[START OF Information provided]

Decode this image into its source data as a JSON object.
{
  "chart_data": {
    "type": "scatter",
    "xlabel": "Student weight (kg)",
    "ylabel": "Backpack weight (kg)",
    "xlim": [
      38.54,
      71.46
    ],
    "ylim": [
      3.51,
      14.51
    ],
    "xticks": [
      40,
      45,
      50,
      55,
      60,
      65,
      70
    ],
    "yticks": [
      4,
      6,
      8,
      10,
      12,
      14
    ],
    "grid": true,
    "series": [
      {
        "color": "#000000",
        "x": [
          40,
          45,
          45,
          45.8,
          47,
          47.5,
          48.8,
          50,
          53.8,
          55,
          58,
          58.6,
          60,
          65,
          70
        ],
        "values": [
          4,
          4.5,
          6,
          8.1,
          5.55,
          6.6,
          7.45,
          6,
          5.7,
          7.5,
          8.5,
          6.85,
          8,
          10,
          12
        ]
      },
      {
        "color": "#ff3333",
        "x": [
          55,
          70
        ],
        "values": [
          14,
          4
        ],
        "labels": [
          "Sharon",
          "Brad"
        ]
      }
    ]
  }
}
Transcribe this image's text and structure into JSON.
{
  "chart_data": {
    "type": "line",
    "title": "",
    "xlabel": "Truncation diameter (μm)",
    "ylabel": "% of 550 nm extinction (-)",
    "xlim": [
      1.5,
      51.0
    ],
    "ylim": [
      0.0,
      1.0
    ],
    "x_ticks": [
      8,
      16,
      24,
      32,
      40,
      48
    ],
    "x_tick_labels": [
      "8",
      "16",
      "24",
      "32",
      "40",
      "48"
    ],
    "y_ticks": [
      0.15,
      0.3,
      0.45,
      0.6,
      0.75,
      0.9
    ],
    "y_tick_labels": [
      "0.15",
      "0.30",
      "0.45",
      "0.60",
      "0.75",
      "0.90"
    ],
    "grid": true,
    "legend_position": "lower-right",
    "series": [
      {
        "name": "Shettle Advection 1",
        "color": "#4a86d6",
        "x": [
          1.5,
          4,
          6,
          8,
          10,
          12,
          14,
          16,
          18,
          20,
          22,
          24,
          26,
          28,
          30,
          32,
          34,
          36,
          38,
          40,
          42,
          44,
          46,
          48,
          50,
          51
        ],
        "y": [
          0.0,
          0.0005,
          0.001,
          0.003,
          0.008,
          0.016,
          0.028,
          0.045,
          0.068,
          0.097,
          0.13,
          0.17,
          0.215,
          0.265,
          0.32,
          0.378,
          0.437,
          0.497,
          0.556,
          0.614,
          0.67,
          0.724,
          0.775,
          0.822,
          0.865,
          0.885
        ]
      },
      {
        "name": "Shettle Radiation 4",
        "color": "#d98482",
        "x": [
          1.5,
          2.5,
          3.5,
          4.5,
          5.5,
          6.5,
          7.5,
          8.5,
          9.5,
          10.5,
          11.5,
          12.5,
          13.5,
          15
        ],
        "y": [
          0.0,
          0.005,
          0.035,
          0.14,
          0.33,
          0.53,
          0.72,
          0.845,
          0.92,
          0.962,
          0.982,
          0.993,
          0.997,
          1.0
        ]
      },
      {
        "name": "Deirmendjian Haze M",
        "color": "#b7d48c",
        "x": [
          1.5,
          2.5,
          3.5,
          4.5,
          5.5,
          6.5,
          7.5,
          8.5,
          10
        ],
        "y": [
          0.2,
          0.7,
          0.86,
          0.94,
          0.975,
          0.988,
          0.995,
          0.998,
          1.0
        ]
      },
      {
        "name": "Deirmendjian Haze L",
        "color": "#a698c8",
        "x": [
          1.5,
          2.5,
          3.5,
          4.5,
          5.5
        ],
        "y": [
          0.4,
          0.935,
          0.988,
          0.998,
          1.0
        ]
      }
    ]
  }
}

[END OF Information provided]

• _Objective_: Find how many lines in the records contain the string "ylabel", then give the number alone.

• _Output of the task_: 2